Exercise directions: For the listing below, give the count of lines containing the string "Sample" and nothing else.

* * *

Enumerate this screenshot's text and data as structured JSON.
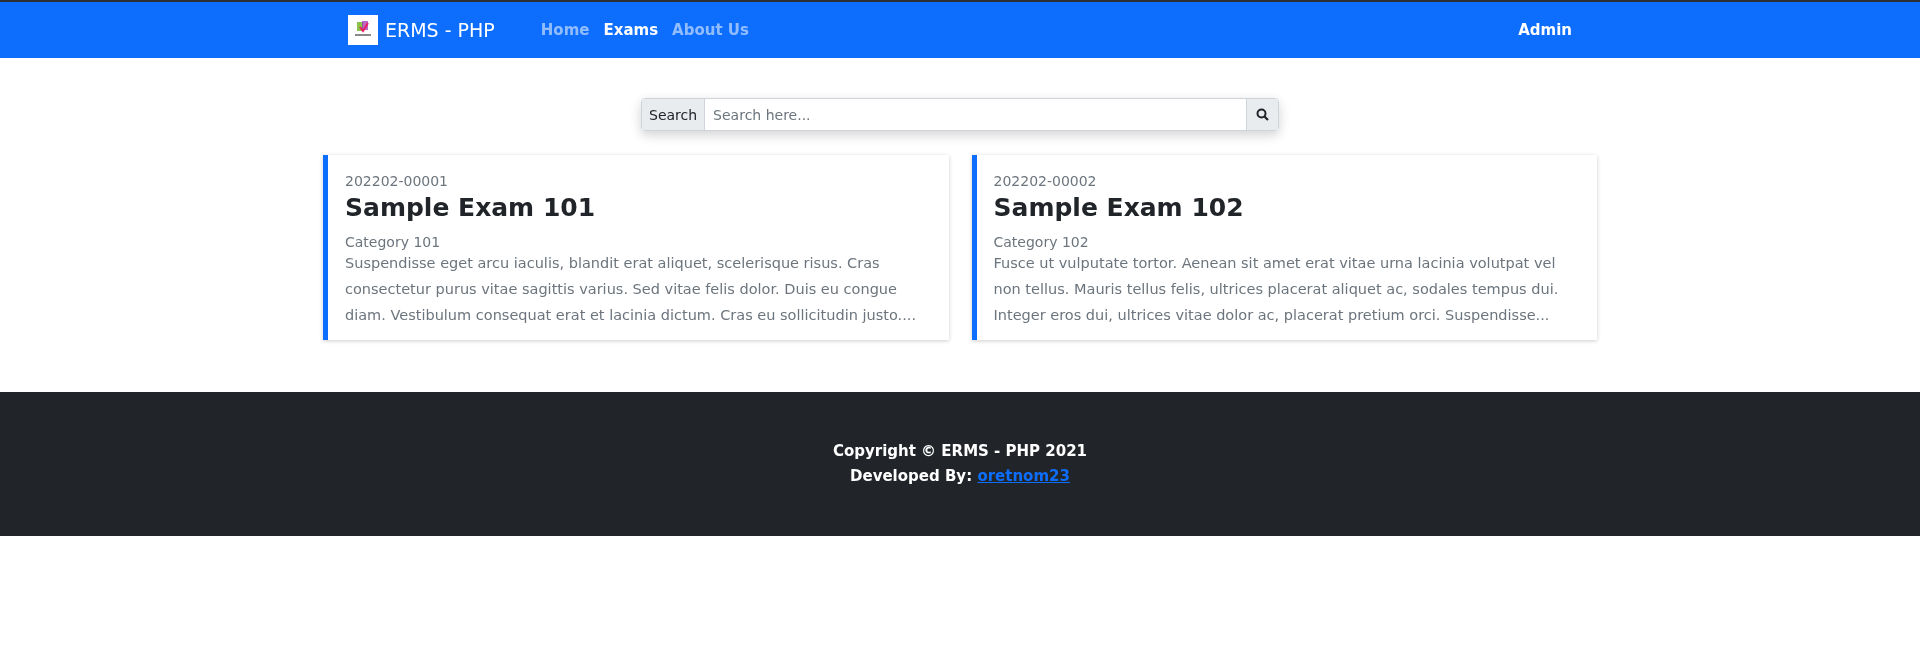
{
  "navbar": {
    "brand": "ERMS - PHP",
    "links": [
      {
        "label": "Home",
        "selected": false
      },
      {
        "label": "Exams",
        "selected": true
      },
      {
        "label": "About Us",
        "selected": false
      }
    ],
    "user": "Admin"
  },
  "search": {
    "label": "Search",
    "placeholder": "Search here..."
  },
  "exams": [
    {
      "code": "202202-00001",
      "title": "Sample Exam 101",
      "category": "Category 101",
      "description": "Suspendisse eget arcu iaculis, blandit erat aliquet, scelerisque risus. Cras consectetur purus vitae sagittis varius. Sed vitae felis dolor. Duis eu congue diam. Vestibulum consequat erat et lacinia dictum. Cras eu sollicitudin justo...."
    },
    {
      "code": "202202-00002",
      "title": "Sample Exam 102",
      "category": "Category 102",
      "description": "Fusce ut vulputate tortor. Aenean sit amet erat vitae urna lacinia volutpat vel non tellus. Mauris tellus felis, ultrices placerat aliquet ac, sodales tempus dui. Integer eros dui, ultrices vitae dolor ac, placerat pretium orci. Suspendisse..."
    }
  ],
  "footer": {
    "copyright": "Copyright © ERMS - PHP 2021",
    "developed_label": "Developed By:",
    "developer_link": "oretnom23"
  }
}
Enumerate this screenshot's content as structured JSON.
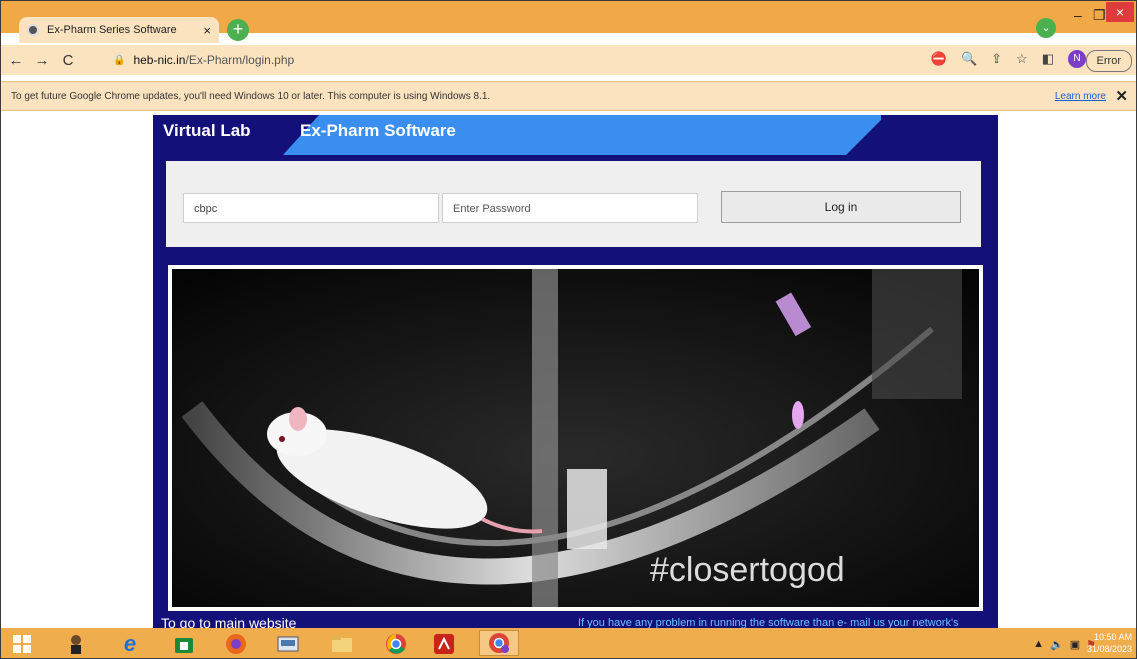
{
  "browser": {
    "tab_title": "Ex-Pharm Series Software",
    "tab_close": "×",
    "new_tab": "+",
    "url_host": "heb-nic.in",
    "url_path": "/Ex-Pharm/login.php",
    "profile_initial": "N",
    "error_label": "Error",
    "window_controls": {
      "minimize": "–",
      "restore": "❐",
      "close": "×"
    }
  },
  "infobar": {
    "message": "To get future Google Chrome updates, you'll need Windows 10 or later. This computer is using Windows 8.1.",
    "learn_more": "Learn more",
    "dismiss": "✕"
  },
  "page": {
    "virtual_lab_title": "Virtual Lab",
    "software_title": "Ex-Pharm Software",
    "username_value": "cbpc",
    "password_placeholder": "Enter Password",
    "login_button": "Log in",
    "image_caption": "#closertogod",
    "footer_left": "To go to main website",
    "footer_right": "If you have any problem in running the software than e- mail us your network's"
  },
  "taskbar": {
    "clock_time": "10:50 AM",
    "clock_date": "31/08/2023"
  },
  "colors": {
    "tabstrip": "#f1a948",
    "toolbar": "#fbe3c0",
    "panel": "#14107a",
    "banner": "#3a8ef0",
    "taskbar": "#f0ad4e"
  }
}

* * *

The output: 2